§ **Work to be completed**: Reproduce all lines of the listing below in which the word "импульсы" occurs.

* BEGIN Data lines *

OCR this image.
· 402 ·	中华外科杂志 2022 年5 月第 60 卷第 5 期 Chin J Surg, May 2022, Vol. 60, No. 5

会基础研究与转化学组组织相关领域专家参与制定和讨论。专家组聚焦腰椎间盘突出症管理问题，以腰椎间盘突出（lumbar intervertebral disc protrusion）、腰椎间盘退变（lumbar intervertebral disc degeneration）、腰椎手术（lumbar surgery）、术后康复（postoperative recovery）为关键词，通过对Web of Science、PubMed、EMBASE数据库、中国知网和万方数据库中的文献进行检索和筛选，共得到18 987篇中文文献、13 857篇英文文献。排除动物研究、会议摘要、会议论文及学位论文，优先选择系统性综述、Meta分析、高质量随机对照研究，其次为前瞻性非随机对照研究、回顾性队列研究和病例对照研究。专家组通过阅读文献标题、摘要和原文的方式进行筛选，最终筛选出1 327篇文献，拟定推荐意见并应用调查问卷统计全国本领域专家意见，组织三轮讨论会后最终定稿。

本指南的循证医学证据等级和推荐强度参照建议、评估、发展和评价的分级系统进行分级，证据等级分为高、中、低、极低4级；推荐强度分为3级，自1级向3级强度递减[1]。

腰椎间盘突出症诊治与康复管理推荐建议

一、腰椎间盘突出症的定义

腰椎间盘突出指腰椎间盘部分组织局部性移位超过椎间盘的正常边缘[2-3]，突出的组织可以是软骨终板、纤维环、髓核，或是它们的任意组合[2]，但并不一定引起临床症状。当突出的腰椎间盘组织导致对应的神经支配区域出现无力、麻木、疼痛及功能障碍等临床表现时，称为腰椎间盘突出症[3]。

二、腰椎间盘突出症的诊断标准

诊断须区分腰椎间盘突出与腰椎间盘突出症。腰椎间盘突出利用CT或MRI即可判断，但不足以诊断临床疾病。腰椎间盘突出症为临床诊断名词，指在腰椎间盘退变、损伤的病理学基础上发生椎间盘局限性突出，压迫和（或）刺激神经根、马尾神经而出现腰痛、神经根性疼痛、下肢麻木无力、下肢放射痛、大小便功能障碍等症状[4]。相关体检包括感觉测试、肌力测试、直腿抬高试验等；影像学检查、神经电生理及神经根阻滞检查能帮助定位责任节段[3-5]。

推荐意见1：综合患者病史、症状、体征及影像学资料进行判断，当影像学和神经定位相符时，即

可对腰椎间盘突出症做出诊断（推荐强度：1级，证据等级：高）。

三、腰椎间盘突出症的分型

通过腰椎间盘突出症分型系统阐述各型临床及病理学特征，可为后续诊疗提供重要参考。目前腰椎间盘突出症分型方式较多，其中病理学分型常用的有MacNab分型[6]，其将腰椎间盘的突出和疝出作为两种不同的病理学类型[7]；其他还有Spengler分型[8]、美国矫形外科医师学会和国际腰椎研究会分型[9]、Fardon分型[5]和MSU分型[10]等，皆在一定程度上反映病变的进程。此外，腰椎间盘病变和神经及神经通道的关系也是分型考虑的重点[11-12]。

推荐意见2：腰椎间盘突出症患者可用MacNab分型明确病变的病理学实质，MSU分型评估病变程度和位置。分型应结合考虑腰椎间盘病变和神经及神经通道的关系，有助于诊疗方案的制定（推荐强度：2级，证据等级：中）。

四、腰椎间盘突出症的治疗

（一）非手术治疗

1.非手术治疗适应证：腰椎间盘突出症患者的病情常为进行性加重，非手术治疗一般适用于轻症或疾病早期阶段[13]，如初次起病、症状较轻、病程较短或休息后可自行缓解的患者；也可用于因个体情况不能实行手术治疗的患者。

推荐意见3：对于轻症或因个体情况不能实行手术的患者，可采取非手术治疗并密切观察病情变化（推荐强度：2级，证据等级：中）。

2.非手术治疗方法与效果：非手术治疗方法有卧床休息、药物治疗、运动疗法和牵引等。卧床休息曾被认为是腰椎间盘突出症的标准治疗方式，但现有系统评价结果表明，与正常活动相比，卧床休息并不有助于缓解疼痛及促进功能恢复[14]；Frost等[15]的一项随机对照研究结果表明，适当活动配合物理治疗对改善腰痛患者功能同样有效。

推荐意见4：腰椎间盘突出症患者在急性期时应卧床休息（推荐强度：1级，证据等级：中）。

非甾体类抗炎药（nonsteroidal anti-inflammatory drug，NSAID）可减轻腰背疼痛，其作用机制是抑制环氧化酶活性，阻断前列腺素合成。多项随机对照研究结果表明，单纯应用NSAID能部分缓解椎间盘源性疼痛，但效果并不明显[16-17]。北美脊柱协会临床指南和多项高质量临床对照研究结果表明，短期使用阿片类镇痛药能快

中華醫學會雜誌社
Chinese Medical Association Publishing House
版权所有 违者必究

* END Data lines *
* BEGIN Data lines *

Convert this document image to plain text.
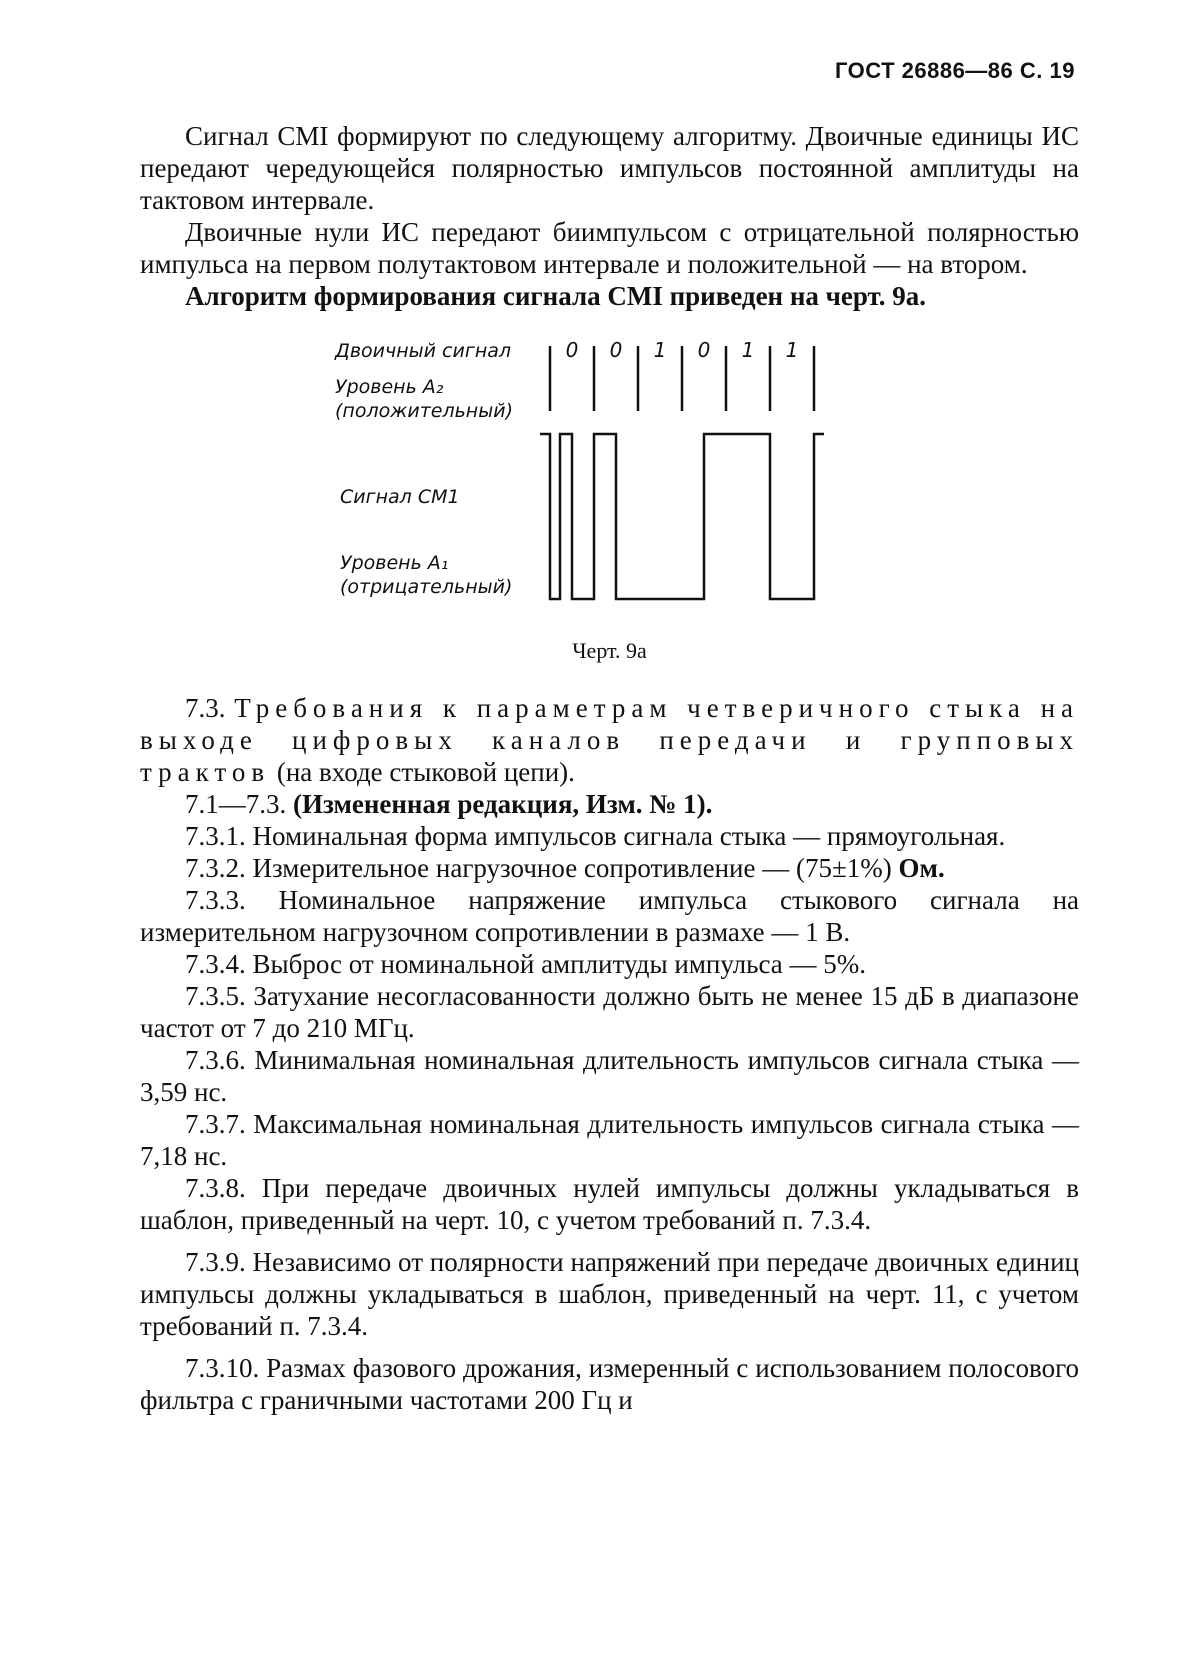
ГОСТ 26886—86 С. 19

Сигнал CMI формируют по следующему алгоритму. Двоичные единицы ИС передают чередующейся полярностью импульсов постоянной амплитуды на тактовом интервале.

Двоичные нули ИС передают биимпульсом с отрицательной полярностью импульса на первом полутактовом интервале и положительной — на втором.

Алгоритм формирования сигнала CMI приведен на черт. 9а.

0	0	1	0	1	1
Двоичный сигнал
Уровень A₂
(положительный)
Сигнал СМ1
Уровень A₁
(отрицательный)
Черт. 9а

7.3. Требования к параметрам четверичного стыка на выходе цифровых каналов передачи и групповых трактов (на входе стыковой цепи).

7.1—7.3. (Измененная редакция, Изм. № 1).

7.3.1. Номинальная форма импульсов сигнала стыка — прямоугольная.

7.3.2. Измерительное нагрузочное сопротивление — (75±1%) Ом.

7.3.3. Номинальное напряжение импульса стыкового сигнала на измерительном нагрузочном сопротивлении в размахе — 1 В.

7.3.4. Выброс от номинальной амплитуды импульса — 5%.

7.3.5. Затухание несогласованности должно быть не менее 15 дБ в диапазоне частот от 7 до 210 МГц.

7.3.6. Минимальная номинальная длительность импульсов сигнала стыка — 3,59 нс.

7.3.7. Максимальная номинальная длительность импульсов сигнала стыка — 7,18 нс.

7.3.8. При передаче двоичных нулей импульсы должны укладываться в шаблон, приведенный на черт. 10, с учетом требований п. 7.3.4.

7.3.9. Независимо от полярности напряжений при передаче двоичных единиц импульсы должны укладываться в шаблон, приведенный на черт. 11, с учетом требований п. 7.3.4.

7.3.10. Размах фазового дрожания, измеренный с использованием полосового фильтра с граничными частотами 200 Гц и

* END Data lines *
* BEGIN Data lines *

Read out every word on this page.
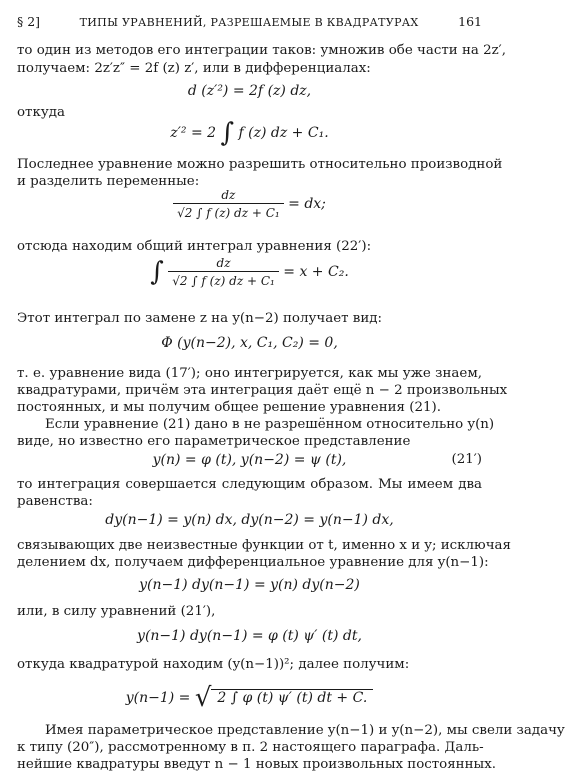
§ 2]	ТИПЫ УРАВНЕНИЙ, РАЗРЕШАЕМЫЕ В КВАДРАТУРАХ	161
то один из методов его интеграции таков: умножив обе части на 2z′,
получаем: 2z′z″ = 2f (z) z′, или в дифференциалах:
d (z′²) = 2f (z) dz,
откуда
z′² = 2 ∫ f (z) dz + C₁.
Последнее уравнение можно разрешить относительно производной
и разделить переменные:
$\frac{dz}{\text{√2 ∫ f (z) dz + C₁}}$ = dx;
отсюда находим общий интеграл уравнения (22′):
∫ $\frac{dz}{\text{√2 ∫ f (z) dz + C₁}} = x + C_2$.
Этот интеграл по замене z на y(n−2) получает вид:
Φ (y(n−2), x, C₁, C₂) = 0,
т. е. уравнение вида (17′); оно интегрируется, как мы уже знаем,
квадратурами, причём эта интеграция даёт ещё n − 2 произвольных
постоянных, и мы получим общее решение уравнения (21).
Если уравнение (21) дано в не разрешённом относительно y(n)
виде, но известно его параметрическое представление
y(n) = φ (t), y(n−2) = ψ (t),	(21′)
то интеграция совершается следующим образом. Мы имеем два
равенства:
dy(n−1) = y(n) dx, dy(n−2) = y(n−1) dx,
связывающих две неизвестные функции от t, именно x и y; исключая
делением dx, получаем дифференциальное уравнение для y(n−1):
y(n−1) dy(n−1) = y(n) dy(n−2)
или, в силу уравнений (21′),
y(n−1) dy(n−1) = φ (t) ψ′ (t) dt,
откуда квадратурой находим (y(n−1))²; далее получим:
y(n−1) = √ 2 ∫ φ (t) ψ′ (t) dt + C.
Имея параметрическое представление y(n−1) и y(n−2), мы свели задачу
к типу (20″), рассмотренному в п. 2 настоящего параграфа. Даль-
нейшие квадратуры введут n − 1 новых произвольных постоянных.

* END Data lines *

§ **Final result**:
7.3.8. При передаче двоичных нулей импульсы должны укладываться в шаблон, приведенный на черт. 10, с учетом требований п. 7.3.4.
7.3.9. Независимо от полярности напряжений при передаче двоичных единиц импульсы должны укладываться в шаблон, приведенный на черт. 11, с учетом требований п. 7.3.4.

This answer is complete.